_Problem details_.
Copy each line exactly. Drop every picture.

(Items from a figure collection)
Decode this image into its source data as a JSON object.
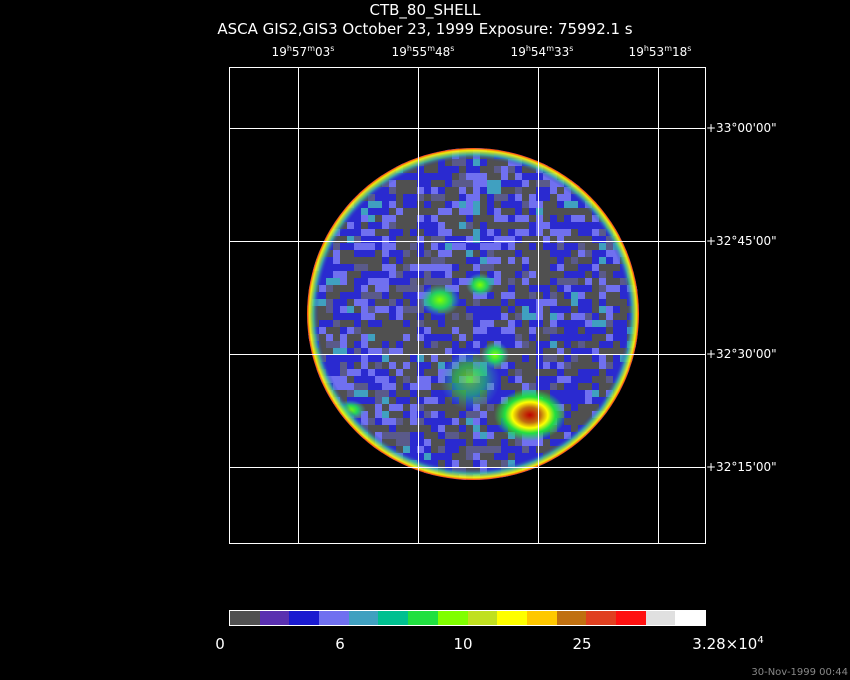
{
  "title": "CTB_80_SHELL",
  "subtitle": "ASCA GIS2,GIS3 October 23, 1999 Exposure: 75992.1 s",
  "ra_labels": [
    {
      "h": "19",
      "m": "57",
      "s": "03"
    },
    {
      "h": "19",
      "m": "55",
      "s": "48"
    },
    {
      "h": "19",
      "m": "54",
      "s": "33"
    },
    {
      "h": "19",
      "m": "53",
      "s": "18"
    }
  ],
  "dec_labels": [
    "+33°00'00\"",
    "+32°45'00\"",
    "+32°30'00\"",
    "+32°15'00\""
  ],
  "colorbar": {
    "colors": [
      "#505050",
      "#5a30b0",
      "#1a1ad0",
      "#7070f0",
      "#40a0c0",
      "#00c090",
      "#20e040",
      "#80ff00",
      "#c0e020",
      "#ffff00",
      "#ffc800",
      "#c07010",
      "#e04020",
      "#ff1010",
      "#e0e0e0",
      "#ffffff"
    ],
    "labels": [
      {
        "text": "0"
      },
      {
        "text": "6"
      },
      {
        "text": "10"
      },
      {
        "text": "25"
      },
      {
        "text": "3.28×10",
        "sup": "4"
      }
    ]
  },
  "timestamp": "30-Nov-1999 00:44"
}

_Completed exercise_.
Decode this image into its source data as a JSON object.
{
  "title": "CTB_80_SHELL",
  "subtitle": "ASCA GIS2,GIS3 October 23, 1999 Exposure: 75992.1 s",
  "ra_labels": [
    {
      "h": "19",
      "m": "57",
      "s": "03"
    },
    {
      "h": "19",
      "m": "55",
      "s": "48"
    },
    {
      "h": "19",
      "m": "54",
      "s": "33"
    },
    {
      "h": "19",
      "m": "53",
      "s": "18"
    }
  ],
  "dec_labels": [
    "+33°00'00\"",
    "+32°45'00\"",
    "+32°30'00\"",
    "+32°15'00\""
  ],
  "colorbar": {
    "colors": [
      "#505050",
      "#5a30b0",
      "#1a1ad0",
      "#7070f0",
      "#40a0c0",
      "#00c090",
      "#20e040",
      "#80ff00",
      "#c0e020",
      "#ffff00",
      "#ffc800",
      "#c07010",
      "#e04020",
      "#ff1010",
      "#e0e0e0",
      "#ffffff"
    ],
    "labels": [
      {
        "text": "0"
      },
      {
        "text": "6"
      },
      {
        "text": "10"
      },
      {
        "text": "25"
      },
      {
        "text": "3.28×10",
        "sup": "4"
      }
    ]
  },
  "timestamp": "30-Nov-1999 00:44"
}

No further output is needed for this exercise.